→ **SHORT EXERCISE A**:
From the ordinance section, list everything its stated purpose says it seeks to promote for the citizens of the city.
→ **SHORT EXERCISE B**:
Reproduce the ordinance section word for word from "Latest version." up to and including "material or conduct.".
--- START OF TEXT SHOWN ---
§ 14-48. Prohibited conduct in commercial establishments where alcohol is consumed.  


Latest version.
  • (a)

    Purpose. It is the purpose of this section to regulate commercial establishments where alcohol is consumed in order to promote the health, safety, and general welfare of the citizens of the city, and to establish reasonable and uniform regulations to prevent the deleterious secondary effects of various forms of nudity and physical contact in such establishments between patrons and employees of the establishment. The provisions of this section have neither the purpose nor effect of imposing a restriction on the content or reasonable access to any communicative materials or performances, including sexually oriented materials or performances. Neither is it the purpose nor effect of this ordinance to condone or legitimize the distribution or presentation of obscene material or conduct.

    (b)
--- END OF TEXT SHOWN ---
--- START OF GIVEN DATA ---
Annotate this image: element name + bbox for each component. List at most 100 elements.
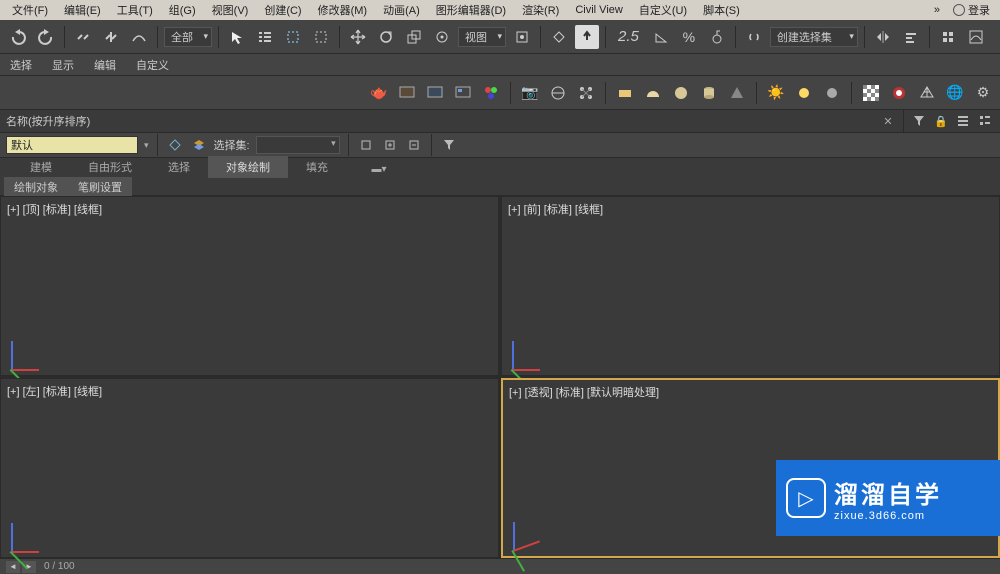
--- END OF GIVEN DATA ---
→ **CORRECT OUTPUT A**:
health
safety
general welfare

→ **CORRECT OUTPUT B**:
Latest version.
  • (a)

    Purpose. It is the purpose of this section to regulate commercial establishments where alcohol is consumed in order to promote the health, safety, and general welfare of the citizens of the city, and to establish reasonable and uniform regulations to prevent the deleterious secondary effects of various forms of nudity and physical contact in such establishments between patrons and employees of the establishment. The provisions of this section have neither the purpose nor effect of imposing a restriction on the content or reasonable access to any communicative materials or performances, including sexually oriented materials or performances. Neither is it the purpose nor effect of this ordinance to condone or legitimize the distribution or presentation of obscene material or conduct.